**** DATA PROVIDED ****
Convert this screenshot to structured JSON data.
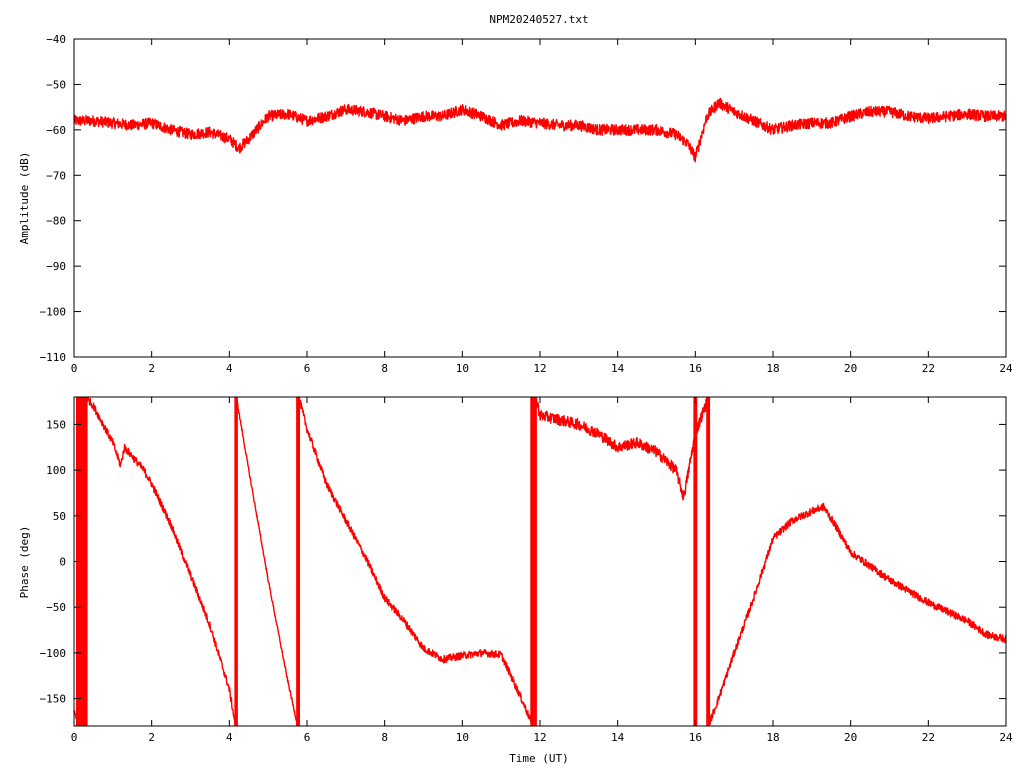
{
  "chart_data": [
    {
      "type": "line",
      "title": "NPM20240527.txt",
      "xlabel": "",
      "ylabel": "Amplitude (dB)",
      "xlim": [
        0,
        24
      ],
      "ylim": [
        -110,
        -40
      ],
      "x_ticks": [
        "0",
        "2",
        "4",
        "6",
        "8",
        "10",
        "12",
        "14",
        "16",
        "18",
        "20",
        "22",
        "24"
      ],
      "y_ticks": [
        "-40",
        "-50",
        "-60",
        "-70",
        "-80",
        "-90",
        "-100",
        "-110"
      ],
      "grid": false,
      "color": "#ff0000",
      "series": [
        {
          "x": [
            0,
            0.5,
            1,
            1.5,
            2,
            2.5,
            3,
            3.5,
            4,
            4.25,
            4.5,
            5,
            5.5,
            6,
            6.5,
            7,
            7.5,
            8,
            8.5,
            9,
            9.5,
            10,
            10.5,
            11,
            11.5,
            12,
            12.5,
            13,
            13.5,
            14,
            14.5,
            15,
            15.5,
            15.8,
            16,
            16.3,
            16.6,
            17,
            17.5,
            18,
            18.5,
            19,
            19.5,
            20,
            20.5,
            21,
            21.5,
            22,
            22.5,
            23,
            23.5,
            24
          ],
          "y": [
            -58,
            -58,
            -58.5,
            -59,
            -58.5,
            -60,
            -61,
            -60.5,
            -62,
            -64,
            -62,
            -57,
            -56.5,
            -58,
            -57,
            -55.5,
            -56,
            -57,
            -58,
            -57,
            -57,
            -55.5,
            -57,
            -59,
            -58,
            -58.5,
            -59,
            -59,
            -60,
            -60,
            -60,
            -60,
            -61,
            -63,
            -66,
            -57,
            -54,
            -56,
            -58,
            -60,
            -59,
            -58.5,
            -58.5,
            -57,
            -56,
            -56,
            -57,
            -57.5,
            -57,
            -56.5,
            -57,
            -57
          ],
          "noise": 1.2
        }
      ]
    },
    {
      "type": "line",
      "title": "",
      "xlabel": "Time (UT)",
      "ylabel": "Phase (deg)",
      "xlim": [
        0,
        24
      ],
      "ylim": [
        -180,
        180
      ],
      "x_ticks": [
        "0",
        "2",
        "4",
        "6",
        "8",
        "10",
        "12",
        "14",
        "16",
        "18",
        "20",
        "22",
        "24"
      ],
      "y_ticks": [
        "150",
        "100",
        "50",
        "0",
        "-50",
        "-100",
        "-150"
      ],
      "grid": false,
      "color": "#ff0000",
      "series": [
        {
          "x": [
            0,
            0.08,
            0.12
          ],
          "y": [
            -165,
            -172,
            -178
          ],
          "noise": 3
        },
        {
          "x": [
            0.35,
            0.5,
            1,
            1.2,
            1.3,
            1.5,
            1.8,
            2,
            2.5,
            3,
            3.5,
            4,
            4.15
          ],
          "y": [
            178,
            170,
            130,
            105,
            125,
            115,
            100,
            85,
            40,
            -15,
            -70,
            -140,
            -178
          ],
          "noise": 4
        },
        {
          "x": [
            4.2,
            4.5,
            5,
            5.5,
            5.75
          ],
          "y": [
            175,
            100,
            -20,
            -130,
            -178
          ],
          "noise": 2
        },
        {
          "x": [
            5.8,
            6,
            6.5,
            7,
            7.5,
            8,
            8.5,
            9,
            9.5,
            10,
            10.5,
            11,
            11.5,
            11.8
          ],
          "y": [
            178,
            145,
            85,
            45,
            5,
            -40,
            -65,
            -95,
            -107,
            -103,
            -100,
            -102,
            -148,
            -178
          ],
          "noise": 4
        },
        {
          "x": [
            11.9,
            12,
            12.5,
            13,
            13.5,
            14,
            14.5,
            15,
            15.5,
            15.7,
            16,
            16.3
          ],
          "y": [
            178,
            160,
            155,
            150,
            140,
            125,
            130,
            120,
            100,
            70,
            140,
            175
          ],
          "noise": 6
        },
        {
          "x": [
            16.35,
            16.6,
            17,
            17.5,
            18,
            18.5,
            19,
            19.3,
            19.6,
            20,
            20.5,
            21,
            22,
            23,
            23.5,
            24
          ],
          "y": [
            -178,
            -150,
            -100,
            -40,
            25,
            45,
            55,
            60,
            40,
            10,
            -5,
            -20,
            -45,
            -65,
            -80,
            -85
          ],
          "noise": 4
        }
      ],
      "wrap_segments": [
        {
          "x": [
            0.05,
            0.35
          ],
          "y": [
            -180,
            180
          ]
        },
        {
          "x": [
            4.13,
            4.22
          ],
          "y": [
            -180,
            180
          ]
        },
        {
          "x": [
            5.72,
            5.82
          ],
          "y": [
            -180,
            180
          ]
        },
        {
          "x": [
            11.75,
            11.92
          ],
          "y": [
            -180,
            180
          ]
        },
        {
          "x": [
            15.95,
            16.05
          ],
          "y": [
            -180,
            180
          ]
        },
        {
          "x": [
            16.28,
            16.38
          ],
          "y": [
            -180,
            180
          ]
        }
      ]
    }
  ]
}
****
**** DATA PROVIDED ****
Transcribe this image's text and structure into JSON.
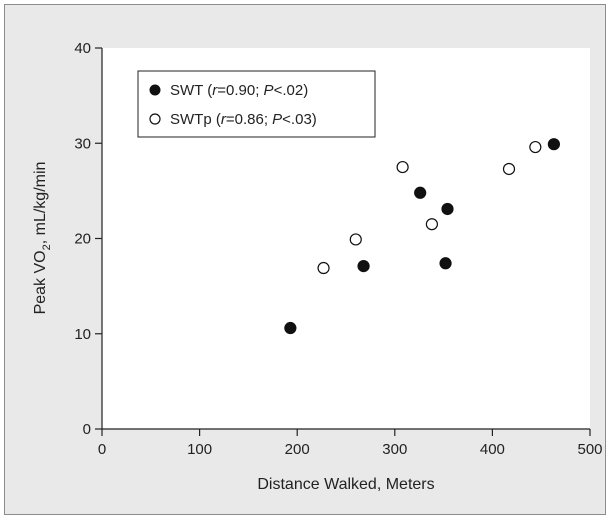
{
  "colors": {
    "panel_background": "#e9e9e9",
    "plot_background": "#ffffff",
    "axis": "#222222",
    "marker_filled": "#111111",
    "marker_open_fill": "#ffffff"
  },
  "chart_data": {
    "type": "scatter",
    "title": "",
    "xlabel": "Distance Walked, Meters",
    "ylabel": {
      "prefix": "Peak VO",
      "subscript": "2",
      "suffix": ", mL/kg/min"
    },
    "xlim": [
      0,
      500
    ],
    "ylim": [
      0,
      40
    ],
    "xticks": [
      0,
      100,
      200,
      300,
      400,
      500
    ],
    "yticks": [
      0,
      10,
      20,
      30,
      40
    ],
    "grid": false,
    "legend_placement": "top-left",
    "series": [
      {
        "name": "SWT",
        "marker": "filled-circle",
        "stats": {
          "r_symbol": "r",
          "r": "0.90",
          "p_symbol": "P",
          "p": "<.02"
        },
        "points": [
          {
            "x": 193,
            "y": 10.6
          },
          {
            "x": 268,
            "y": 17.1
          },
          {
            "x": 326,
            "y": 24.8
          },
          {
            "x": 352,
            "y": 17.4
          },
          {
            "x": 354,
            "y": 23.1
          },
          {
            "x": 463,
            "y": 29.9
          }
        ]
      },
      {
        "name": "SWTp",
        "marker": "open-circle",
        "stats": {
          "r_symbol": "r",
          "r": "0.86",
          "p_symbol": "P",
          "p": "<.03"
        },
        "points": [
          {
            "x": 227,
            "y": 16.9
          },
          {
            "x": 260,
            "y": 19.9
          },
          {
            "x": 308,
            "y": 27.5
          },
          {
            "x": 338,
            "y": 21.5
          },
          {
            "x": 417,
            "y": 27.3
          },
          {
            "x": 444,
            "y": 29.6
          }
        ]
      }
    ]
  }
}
****
* WHAT YOU NEED TO DO
Report each line in the data that holds the word "ffffff".

* THE REPLY
    "plot_background": "#ffffff",
    "marker_open_fill": "#ffffff"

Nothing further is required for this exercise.